● EXERCISE AIM
Omit every picture and write out the rest of the records exactly.

[Structured figure records]
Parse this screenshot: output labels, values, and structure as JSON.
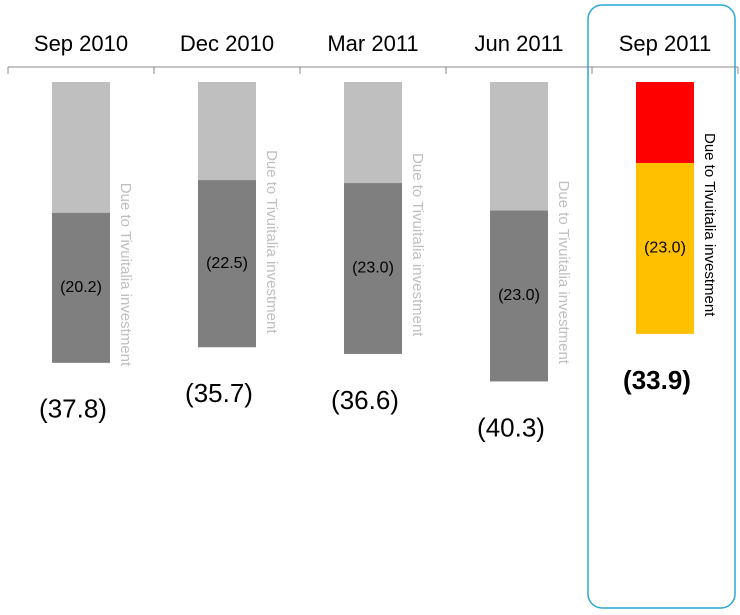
{
  "chart_data": {
    "type": "bar",
    "stacked": true,
    "categories": [
      "Sep 2010",
      "Dec 2010",
      "Mar  2011",
      "Jun 2011",
      "Sep 2011"
    ],
    "series": [
      {
        "colors": [
          "#bfbfbf",
          "#bfbfbf",
          "#bfbfbf",
          "#bfbfbf",
          "#ff0000"
        ],
        "values": [
          -17.6,
          -13.2,
          -13.6,
          -17.3,
          -10.9
        ]
      },
      {
        "name": "Due to Tivuitalia investment",
        "colors": [
          "#7f7f7f",
          "#7f7f7f",
          "#7f7f7f",
          "#7f7f7f",
          "#ffc000"
        ],
        "annotation_colors": [
          "#bfbfbf",
          "#bfbfbf",
          "#bfbfbf",
          "#bfbfbf",
          "#000000"
        ],
        "values": [
          -20.2,
          -22.5,
          -23.0,
          -23.0,
          -23.0
        ],
        "value_labels": [
          "(20.2)",
          "(22.5)",
          "(23.0)",
          "(23.0)",
          "(23.0)"
        ]
      }
    ],
    "totals": {
      "values": [
        -37.8,
        -35.7,
        -36.6,
        -40.3,
        -33.9
      ],
      "value_labels": [
        "(37.8)",
        "(35.7)",
        "(36.6)",
        "(40.3)",
        "(33.9)"
      ]
    },
    "ylim": [
      -50,
      0
    ]
  }
}
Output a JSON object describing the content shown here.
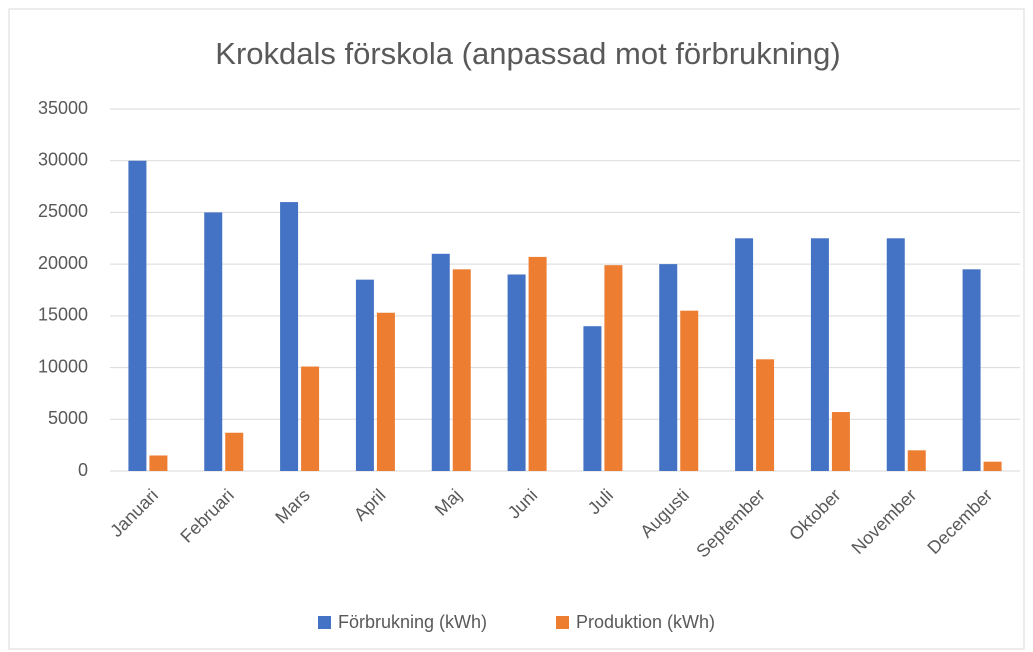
{
  "chart_data": {
    "type": "bar",
    "title": "Krokdals förskola (anpassad mot förbrukning)",
    "categories": [
      "Januari",
      "Februari",
      "Mars",
      "April",
      "Maj",
      "Juni",
      "Juli",
      "Augusti",
      "September",
      "Oktober",
      "November",
      "December"
    ],
    "series": [
      {
        "name": "Förbrukning (kWh)",
        "color": "#4472c4",
        "values": [
          30000,
          25000,
          26000,
          18500,
          21000,
          19000,
          14000,
          20000,
          22500,
          22500,
          22500,
          19500
        ]
      },
      {
        "name": "Produktion (kWh)",
        "color": "#ed7d31",
        "values": [
          1500,
          3700,
          10100,
          15300,
          19500,
          20700,
          19900,
          15500,
          10800,
          5700,
          2000,
          900
        ]
      }
    ],
    "ylim": [
      0,
      35000
    ],
    "yticks": [
      0,
      5000,
      10000,
      15000,
      20000,
      25000,
      30000,
      35000
    ],
    "grid": true,
    "legend": "bottom"
  }
}
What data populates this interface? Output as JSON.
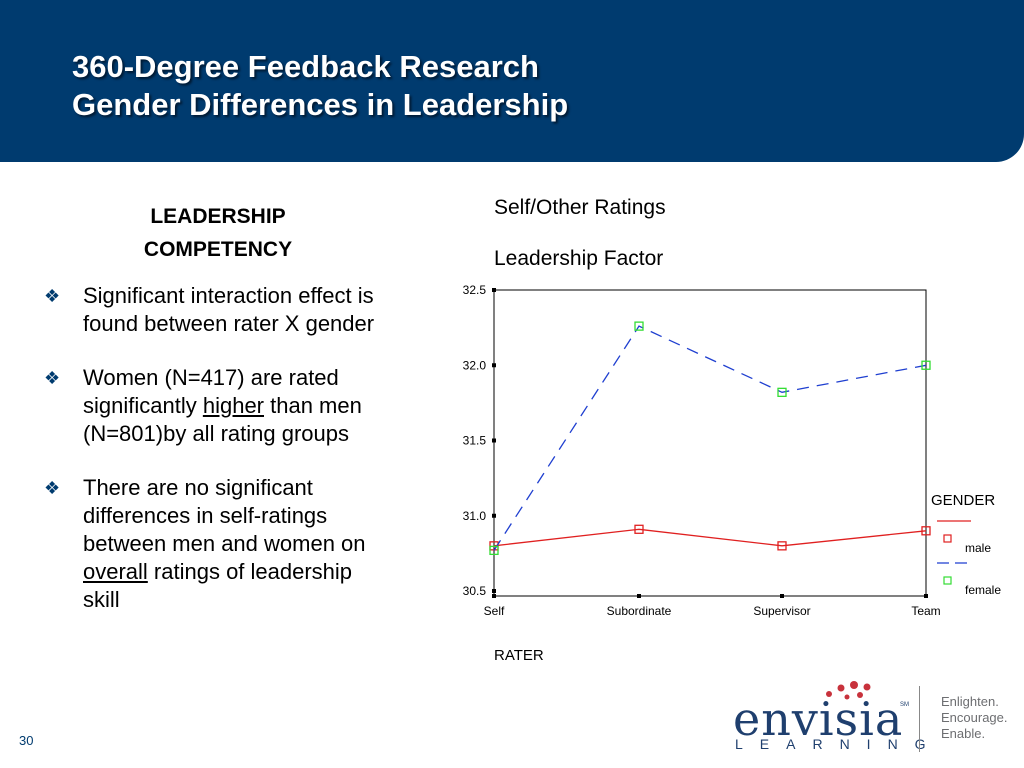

● WRITTEN REPLY
Parse this screenshot: output labels, values, and structure as JSON.
{
  "chart_data": {
    "type": "bar",
    "stacked": true,
    "categories": [
      "Sep 2010",
      "Dec 2010",
      "Mar  2011",
      "Jun 2011",
      "Sep 2011"
    ],
    "series": [
      {
        "colors": [
          "#bfbfbf",
          "#bfbfbf",
          "#bfbfbf",
          "#bfbfbf",
          "#ff0000"
        ],
        "values": [
          -17.6,
          -13.2,
          -13.6,
          -17.3,
          -10.9
        ]
      },
      {
        "name": "Due to Tivuitalia investment",
        "colors": [
          "#7f7f7f",
          "#7f7f7f",
          "#7f7f7f",
          "#7f7f7f",
          "#ffc000"
        ],
        "annotation_colors": [
          "#bfbfbf",
          "#bfbfbf",
          "#bfbfbf",
          "#bfbfbf",
          "#000000"
        ],
        "values": [
          -20.2,
          -22.5,
          -23.0,
          -23.0,
          -23.0
        ],
        "value_labels": [
          "(20.2)",
          "(22.5)",
          "(23.0)",
          "(23.0)",
          "(23.0)"
        ]
      }
    ],
    "totals": {
      "values": [
        -37.8,
        -35.7,
        -36.6,
        -40.3,
        -33.9
      ],
      "value_labels": [
        "(37.8)",
        "(35.7)",
        "(36.6)",
        "(40.3)",
        "(33.9)"
      ]
    },
    "ylim": [
      -50,
      0
    ]
  }
}
Output a JSON object describing the content shown here.
{
  "chart_data": {
    "type": "bar",
    "title": "Krokdals förskola (anpassad mot förbrukning)",
    "categories": [
      "Januari",
      "Februari",
      "Mars",
      "April",
      "Maj",
      "Juni",
      "Juli",
      "Augusti",
      "September",
      "Oktober",
      "November",
      "December"
    ],
    "series": [
      {
        "name": "Förbrukning (kWh)",
        "color": "#4472c4",
        "values": [
          30000,
          25000,
          26000,
          18500,
          21000,
          19000,
          14000,
          20000,
          22500,
          22500,
          22500,
          19500
        ]
      },
      {
        "name": "Produktion (kWh)",
        "color": "#ed7d31",
        "values": [
          1500,
          3700,
          10100,
          15300,
          19500,
          20700,
          19900,
          15500,
          10800,
          5700,
          2000,
          900
        ]
      }
    ],
    "ylim": [
      0,
      35000
    ],
    "yticks": [
      0,
      5000,
      10000,
      15000,
      20000,
      25000,
      30000,
      35000
    ],
    "grid": true,
    "legend": "bottom"
  }
}
What data populates this interface? Output as JSON.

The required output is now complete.